── Data for the task

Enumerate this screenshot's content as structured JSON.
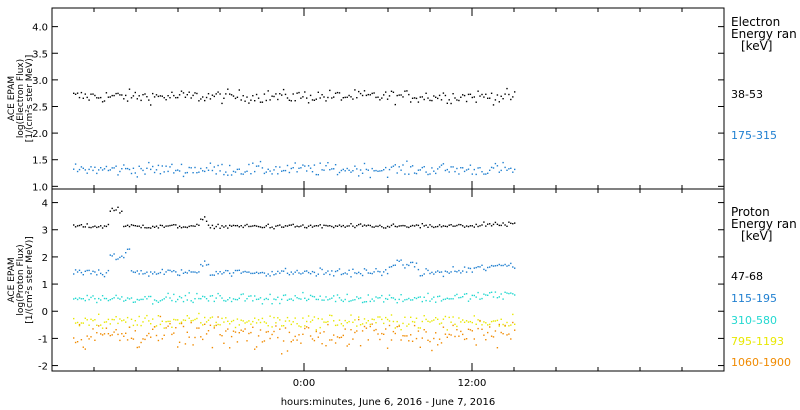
{
  "chart_data": [
    {
      "type": "scatter",
      "panel": "electron",
      "ylabel_lines": [
        "ACE EPAM",
        "log(Electron Flux)",
        "[1/(cm²s ster MeV)]"
      ],
      "ylim": [
        0.95,
        4.35
      ],
      "yticks": [
        1.0,
        1.5,
        2.0,
        2.5,
        3.0,
        3.5,
        4.0
      ],
      "ytick_labels": [
        "1.0",
        "1.5",
        "2.0",
        "2.5",
        "3.0",
        "3.5",
        "4.0"
      ],
      "legend_title": [
        "Electron",
        "Energy ran",
        "[keV]"
      ],
      "series": [
        {
          "label": "38-53",
          "color": "#000000",
          "base": 2.7,
          "noise": 0.06
        },
        {
          "label": "175-315",
          "color": "#1f7fd0",
          "base": 1.33,
          "noise": 0.06
        }
      ]
    },
    {
      "type": "scatter",
      "panel": "proton",
      "ylabel_lines": [
        "ACE EPAM",
        "log(Proton Flux)",
        "[1/(cm²s ster MeV)]"
      ],
      "ylim": [
        -2.2,
        4.5
      ],
      "yticks": [
        -2,
        -1,
        0,
        1,
        2,
        3,
        4
      ],
      "ytick_labels": [
        "-2",
        "-1",
        "0",
        "1",
        "2",
        "3",
        "4"
      ],
      "legend_title": [
        "Proton",
        "Energy ran",
        "[keV]"
      ],
      "series": [
        {
          "label": "47-68",
          "color": "#000000",
          "base": 3.15,
          "noise": 0.04
        },
        {
          "label": "115-195",
          "color": "#1f7fd0",
          "base": 1.45,
          "noise": 0.07
        },
        {
          "label": "310-580",
          "color": "#22d8d0",
          "base": 0.5,
          "noise": 0.08
        },
        {
          "label": "795-1193",
          "color": "#e8e800",
          "base": -0.35,
          "noise": 0.12
        },
        {
          "label": "1060-1900",
          "color": "#f08a00",
          "base": -0.85,
          "noise": 0.25
        }
      ]
    }
  ],
  "x_axis": {
    "xlim_hours": [
      -18,
      30
    ],
    "data_range_hours": [
      -16.5,
      15
    ],
    "major_ticks_hours": [
      0,
      12
    ],
    "major_tick_labels": [
      "0:00",
      "12:00"
    ],
    "minor_step_hours": 3,
    "xlabel": "hours:minutes, June  6, 2016 - June  7, 2016"
  }
}
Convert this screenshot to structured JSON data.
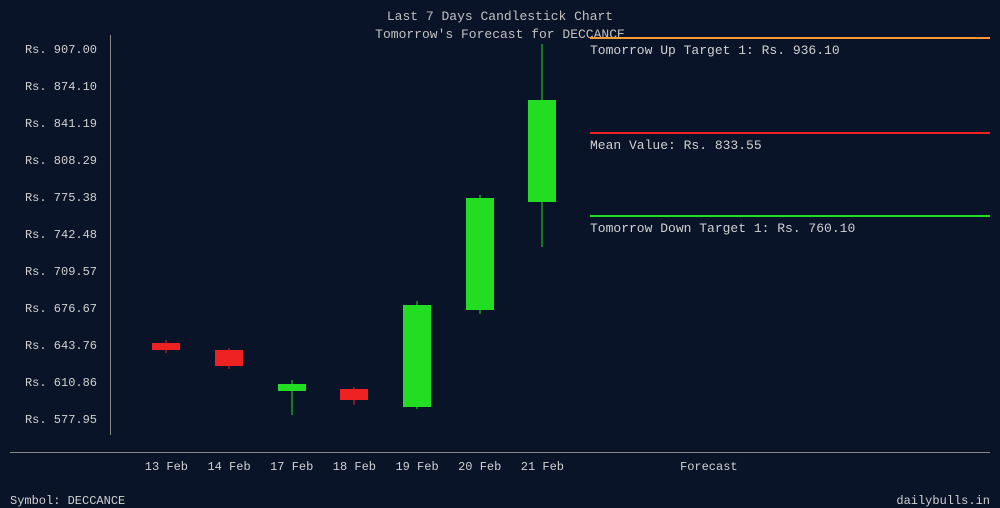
{
  "title1": "Last 7 Days Candlestick Chart",
  "title2": "Tomorrow's Forecast for DECCANCE",
  "symbol_label": "Symbol: DECCANCE",
  "site": "dailybulls.in",
  "forecast_label": "Forecast",
  "chart": {
    "type": "candlestick",
    "background_color": "#0a1428",
    "text_color": "#c0c0c0",
    "axis_color": "#888888",
    "up_color": "#22dd22",
    "down_color": "#ee2222",
    "y_min": 565,
    "y_max": 920,
    "candle_width": 28,
    "y_ticks": [
      {
        "label": "Rs. 907.00",
        "value": 907.0
      },
      {
        "label": "Rs. 874.10",
        "value": 874.1
      },
      {
        "label": "Rs. 841.19",
        "value": 841.19
      },
      {
        "label": "Rs. 808.29",
        "value": 808.29
      },
      {
        "label": "Rs. 775.38",
        "value": 775.38
      },
      {
        "label": "Rs. 742.48",
        "value": 742.48
      },
      {
        "label": "Rs. 709.57",
        "value": 709.57
      },
      {
        "label": "Rs. 676.67",
        "value": 676.67
      },
      {
        "label": "Rs. 643.76",
        "value": 643.76
      },
      {
        "label": "Rs. 610.86",
        "value": 610.86
      },
      {
        "label": "Rs. 577.95",
        "value": 577.95
      }
    ],
    "x_labels": [
      "13 Feb",
      "14 Feb",
      "17 Feb",
      "18 Feb",
      "19 Feb",
      "20 Feb",
      "21 Feb"
    ],
    "candles": [
      {
        "open": 647,
        "close": 640,
        "high": 649,
        "low": 638,
        "dir": "down"
      },
      {
        "open": 640,
        "close": 626,
        "high": 642,
        "low": 624,
        "dir": "down"
      },
      {
        "open": 604,
        "close": 610,
        "high": 614,
        "low": 583,
        "dir": "up"
      },
      {
        "open": 606,
        "close": 596,
        "high": 608,
        "low": 592,
        "dir": "down"
      },
      {
        "open": 590,
        "close": 680,
        "high": 684,
        "low": 588,
        "dir": "up"
      },
      {
        "open": 676,
        "close": 775,
        "high": 778,
        "low": 672,
        "dir": "up"
      },
      {
        "open": 772,
        "close": 862,
        "high": 912,
        "low": 732,
        "dir": "up"
      }
    ]
  },
  "targets": {
    "up": {
      "label": "Tomorrow Up Target 1: Rs. 936.10",
      "value": 936.1,
      "color": "#ff9933"
    },
    "mean": {
      "label": "Mean Value: Rs. 833.55",
      "value": 833.55,
      "color": "#ee2222"
    },
    "down": {
      "label": "Tomorrow Down Target 1: Rs. 760.10",
      "value": 760.1,
      "color": "#22dd22"
    }
  }
}
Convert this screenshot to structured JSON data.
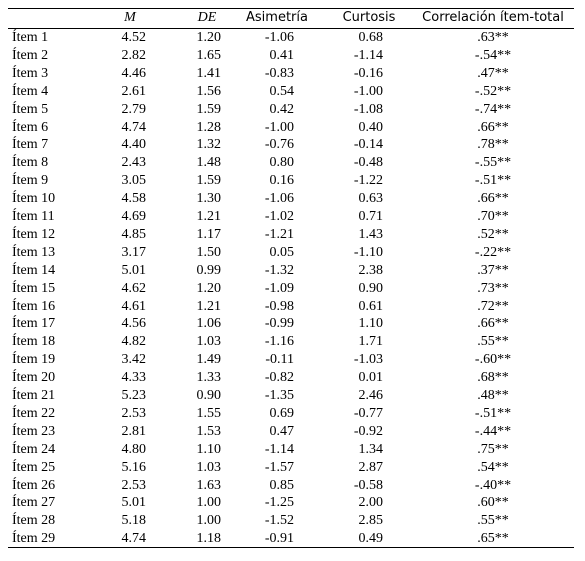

────

## Given task
Without the pictures, extract every entry verbatim.

## Answer for this exercise
Enumerate this screenshot's content as structured JSON.
{
  "chart_data": [
    {
      "type": "scatter",
      "panel": "electron",
      "ylabel_lines": [
        "ACE EPAM",
        "log(Electron Flux)",
        "[1/(cm²s ster MeV)]"
      ],
      "ylim": [
        0.95,
        4.35
      ],
      "yticks": [
        1.0,
        1.5,
        2.0,
        2.5,
        3.0,
        3.5,
        4.0
      ],
      "ytick_labels": [
        "1.0",
        "1.5",
        "2.0",
        "2.5",
        "3.0",
        "3.5",
        "4.0"
      ],
      "legend_title": [
        "Electron",
        "Energy ran",
        "[keV]"
      ],
      "series": [
        {
          "label": "38-53",
          "color": "#000000",
          "base": 2.7,
          "noise": 0.06
        },
        {
          "label": "175-315",
          "color": "#1f7fd0",
          "base": 1.33,
          "noise": 0.06
        }
      ]
    },
    {
      "type": "scatter",
      "panel": "proton",
      "ylabel_lines": [
        "ACE EPAM",
        "log(Proton Flux)",
        "[1/(cm²s ster MeV)]"
      ],
      "ylim": [
        -2.2,
        4.5
      ],
      "yticks": [
        -2,
        -1,
        0,
        1,
        2,
        3,
        4
      ],
      "ytick_labels": [
        "-2",
        "-1",
        "0",
        "1",
        "2",
        "3",
        "4"
      ],
      "legend_title": [
        "Proton",
        "Energy ran",
        "[keV]"
      ],
      "series": [
        {
          "label": "47-68",
          "color": "#000000",
          "base": 3.15,
          "noise": 0.04
        },
        {
          "label": "115-195",
          "color": "#1f7fd0",
          "base": 1.45,
          "noise": 0.07
        },
        {
          "label": "310-580",
          "color": "#22d8d0",
          "base": 0.5,
          "noise": 0.08
        },
        {
          "label": "795-1193",
          "color": "#e8e800",
          "base": -0.35,
          "noise": 0.12
        },
        {
          "label": "1060-1900",
          "color": "#f08a00",
          "base": -0.85,
          "noise": 0.25
        }
      ]
    }
  ],
  "x_axis": {
    "xlim_hours": [
      -18,
      30
    ],
    "data_range_hours": [
      -16.5,
      15
    ],
    "major_ticks_hours": [
      0,
      12
    ],
    "major_tick_labels": [
      "0:00",
      "12:00"
    ],
    "minor_step_hours": 3,
    "xlabel": "hours:minutes, June  6, 2016 - June  7, 2016"
  }
}
Convert this screenshot to structured JSON data.
{
  "title1": "Last 7 Days Candlestick Chart",
  "title2": "Tomorrow's Forecast for DECCANCE",
  "symbol_label": "Symbol: DECCANCE",
  "site": "dailybulls.in",
  "forecast_label": "Forecast",
  "chart": {
    "type": "candlestick",
    "background_color": "#0a1428",
    "text_color": "#c0c0c0",
    "axis_color": "#888888",
    "up_color": "#22dd22",
    "down_color": "#ee2222",
    "y_min": 565,
    "y_max": 920,
    "candle_width": 28,
    "y_ticks": [
      {
        "label": "Rs. 907.00",
        "value": 907.0
      },
      {
        "label": "Rs. 874.10",
        "value": 874.1
      },
      {
        "label": "Rs. 841.19",
        "value": 841.19
      },
      {
        "label": "Rs. 808.29",
        "value": 808.29
      },
      {
        "label": "Rs. 775.38",
        "value": 775.38
      },
      {
        "label": "Rs. 742.48",
        "value": 742.48
      },
      {
        "label": "Rs. 709.57",
        "value": 709.57
      },
      {
        "label": "Rs. 676.67",
        "value": 676.67
      },
      {
        "label": "Rs. 643.76",
        "value": 643.76
      },
      {
        "label": "Rs. 610.86",
        "value": 610.86
      },
      {
        "label": "Rs. 577.95",
        "value": 577.95
      }
    ],
    "x_labels": [
      "13 Feb",
      "14 Feb",
      "17 Feb",
      "18 Feb",
      "19 Feb",
      "20 Feb",
      "21 Feb"
    ],
    "candles": [
      {
        "open": 647,
        "close": 640,
        "high": 649,
        "low": 638,
        "dir": "down"
      },
      {
        "open": 640,
        "close": 626,
        "high": 642,
        "low": 624,
        "dir": "down"
      },
      {
        "open": 604,
        "close": 610,
        "high": 614,
        "low": 583,
        "dir": "up"
      },
      {
        "open": 606,
        "close": 596,
        "high": 608,
        "low": 592,
        "dir": "down"
      },
      {
        "open": 590,
        "close": 680,
        "high": 684,
        "low": 588,
        "dir": "up"
      },
      {
        "open": 676,
        "close": 775,
        "high": 778,
        "low": 672,
        "dir": "up"
      },
      {
        "open": 772,
        "close": 862,
        "high": 912,
        "low": 732,
        "dir": "up"
      }
    ]
  },
  "targets": {
    "up": {
      "label": "Tomorrow Up Target 1: Rs. 936.10",
      "value": 936.1,
      "color": "#ff9933"
    },
    "mean": {
      "label": "Mean Value: Rs. 833.55",
      "value": 833.55,
      "color": "#ee2222"
    },
    "down": {
      "label": "Tomorrow Down Target 1: Rs. 760.10",
      "value": 760.1,
      "color": "#22dd22"
    }
  }
}
Convert this screenshot to structured JSON data.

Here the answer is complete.